**Directions**
Your task is to output the entries below word for word.

**Dataset extract**
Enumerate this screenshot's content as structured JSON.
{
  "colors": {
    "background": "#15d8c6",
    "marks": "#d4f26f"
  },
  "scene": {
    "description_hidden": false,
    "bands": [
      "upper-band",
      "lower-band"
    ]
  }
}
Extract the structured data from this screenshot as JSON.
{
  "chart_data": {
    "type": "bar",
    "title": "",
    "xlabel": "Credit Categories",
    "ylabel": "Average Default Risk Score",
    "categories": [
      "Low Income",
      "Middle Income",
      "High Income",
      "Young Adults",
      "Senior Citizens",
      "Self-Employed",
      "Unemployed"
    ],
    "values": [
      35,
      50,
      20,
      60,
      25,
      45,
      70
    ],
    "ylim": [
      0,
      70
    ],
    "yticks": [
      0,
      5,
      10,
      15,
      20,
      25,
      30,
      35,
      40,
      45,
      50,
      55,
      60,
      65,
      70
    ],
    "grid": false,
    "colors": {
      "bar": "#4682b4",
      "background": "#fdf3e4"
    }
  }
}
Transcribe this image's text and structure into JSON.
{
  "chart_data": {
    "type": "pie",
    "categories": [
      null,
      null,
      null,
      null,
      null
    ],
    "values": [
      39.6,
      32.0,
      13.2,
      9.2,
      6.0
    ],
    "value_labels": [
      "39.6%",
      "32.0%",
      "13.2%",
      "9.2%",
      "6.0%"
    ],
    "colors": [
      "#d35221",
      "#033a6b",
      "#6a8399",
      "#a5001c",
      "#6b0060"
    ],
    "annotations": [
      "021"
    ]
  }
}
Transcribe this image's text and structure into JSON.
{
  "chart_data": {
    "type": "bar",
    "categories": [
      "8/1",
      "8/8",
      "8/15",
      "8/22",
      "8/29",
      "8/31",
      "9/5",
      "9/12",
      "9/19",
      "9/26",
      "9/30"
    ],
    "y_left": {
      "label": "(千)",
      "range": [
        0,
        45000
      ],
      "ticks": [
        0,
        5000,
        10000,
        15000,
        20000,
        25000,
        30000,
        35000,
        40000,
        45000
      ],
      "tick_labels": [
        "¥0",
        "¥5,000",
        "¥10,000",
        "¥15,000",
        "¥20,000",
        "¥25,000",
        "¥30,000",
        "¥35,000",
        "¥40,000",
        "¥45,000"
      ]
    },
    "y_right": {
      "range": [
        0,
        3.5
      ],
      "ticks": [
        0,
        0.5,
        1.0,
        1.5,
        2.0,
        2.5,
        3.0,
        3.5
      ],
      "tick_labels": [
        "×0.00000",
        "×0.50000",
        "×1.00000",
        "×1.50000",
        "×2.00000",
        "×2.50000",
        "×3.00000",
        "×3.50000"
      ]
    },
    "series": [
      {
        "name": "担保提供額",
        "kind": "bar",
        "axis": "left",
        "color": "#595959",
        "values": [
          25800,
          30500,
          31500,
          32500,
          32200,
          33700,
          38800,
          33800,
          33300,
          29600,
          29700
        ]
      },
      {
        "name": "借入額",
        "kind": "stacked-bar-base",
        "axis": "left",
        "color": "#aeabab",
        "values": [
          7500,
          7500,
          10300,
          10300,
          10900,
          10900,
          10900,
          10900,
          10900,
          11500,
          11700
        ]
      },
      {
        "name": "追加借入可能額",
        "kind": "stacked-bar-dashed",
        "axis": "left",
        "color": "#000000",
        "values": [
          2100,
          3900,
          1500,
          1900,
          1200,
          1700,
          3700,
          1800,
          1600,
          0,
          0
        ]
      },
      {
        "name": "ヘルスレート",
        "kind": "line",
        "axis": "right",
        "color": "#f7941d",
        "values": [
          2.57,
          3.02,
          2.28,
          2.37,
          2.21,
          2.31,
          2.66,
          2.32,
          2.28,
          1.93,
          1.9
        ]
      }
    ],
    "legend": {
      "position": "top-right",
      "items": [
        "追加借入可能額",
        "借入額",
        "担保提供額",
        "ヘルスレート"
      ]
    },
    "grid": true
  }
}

**Full output**
Enumerate this screenshot's content as structured JSON.
{
  "colors": {
    "background": "#15d8c6",
    "marks": "#d4f26f"
  },
  "scene": {
    "description_hidden": false,
    "bands": [
      "upper-band",
      "lower-band"
    ]
  }
}
Extract the structured data from this screenshot as JSON.
{
  "chart_data": {
    "type": "bar",
    "title": "",
    "xlabel": "Credit Categories",
    "ylabel": "Average Default Risk Score",
    "categories": [
      "Low Income",
      "Middle Income",
      "High Income",
      "Young Adults",
      "Senior Citizens",
      "Self-Employed",
      "Unemployed"
    ],
    "values": [
      35,
      50,
      20,
      60,
      25,
      45,
      70
    ],
    "ylim": [
      0,
      70
    ],
    "yticks": [
      0,
      5,
      10,
      15,
      20,
      25,
      30,
      35,
      40,
      45,
      50,
      55,
      60,
      65,
      70
    ],
    "grid": false,
    "colors": {
      "bar": "#4682b4",
      "background": "#fdf3e4"
    }
  }
}
Transcribe this image's text and structure into JSON.
{
  "chart_data": {
    "type": "pie",
    "categories": [
      null,
      null,
      null,
      null,
      null
    ],
    "values": [
      39.6,
      32.0,
      13.2,
      9.2,
      6.0
    ],
    "value_labels": [
      "39.6%",
      "32.0%",
      "13.2%",
      "9.2%",
      "6.0%"
    ],
    "colors": [
      "#d35221",
      "#033a6b",
      "#6a8399",
      "#a5001c",
      "#6b0060"
    ],
    "annotations": [
      "021"
    ]
  }
}
Transcribe this image's text and structure into JSON.
{
  "chart_data": {
    "type": "bar",
    "categories": [
      "8/1",
      "8/8",
      "8/15",
      "8/22",
      "8/29",
      "8/31",
      "9/5",
      "9/12",
      "9/19",
      "9/26",
      "9/30"
    ],
    "y_left": {
      "label": "(千)",
      "range": [
        0,
        45000
      ],
      "ticks": [
        0,
        5000,
        10000,
        15000,
        20000,
        25000,
        30000,
        35000,
        40000,
        45000
      ],
      "tick_labels": [
        "¥0",
        "¥5,000",
        "¥10,000",
        "¥15,000",
        "¥20,000",
        "¥25,000",
        "¥30,000",
        "¥35,000",
        "¥40,000",
        "¥45,000"
      ]
    },
    "y_right": {
      "range": [
        0,
        3.5
      ],
      "ticks": [
        0,
        0.5,
        1.0,
        1.5,
        2.0,
        2.5,
        3.0,
        3.5
      ],
      "tick_labels": [
        "×0.00000",
        "×0.50000",
        "×1.00000",
        "×1.50000",
        "×2.00000",
        "×2.50000",
        "×3.00000",
        "×3.50000"
      ]
    },
    "series": [
      {
        "name": "担保提供額",
        "kind": "bar",
        "axis": "left",
        "color": "#595959",
        "values": [
          25800,
          30500,
          31500,
          32500,
          32200,
          33700,
          38800,
          33800,
          33300,
          29600,
          29700
        ]
      },
      {
        "name": "借入額",
        "kind": "stacked-bar-base",
        "axis": "left",
        "color": "#aeabab",
        "values": [
          7500,
          7500,
          10300,
          10300,
          10900,
          10900,
          10900,
          10900,
          10900,
          11500,
          11700
        ]
      },
      {
        "name": "追加借入可能額",
        "kind": "stacked-bar-dashed",
        "axis": "left",
        "color": "#000000",
        "values": [
          2100,
          3900,
          1500,
          1900,
          1200,
          1700,
          3700,
          1800,
          1600,
          0,
          0
        ]
      },
      {
        "name": "ヘルスレート",
        "kind": "line",
        "axis": "right",
        "color": "#f7941d",
        "values": [
          2.57,
          3.02,
          2.28,
          2.37,
          2.21,
          2.31,
          2.66,
          2.32,
          2.28,
          1.93,
          1.9
        ]
      }
    ],
    "legend": {
      "position": "top-right",
      "items": [
        "追加借入可能額",
        "借入額",
        "担保提供額",
        "ヘルスレート"
      ]
    },
    "grid": true
  }
}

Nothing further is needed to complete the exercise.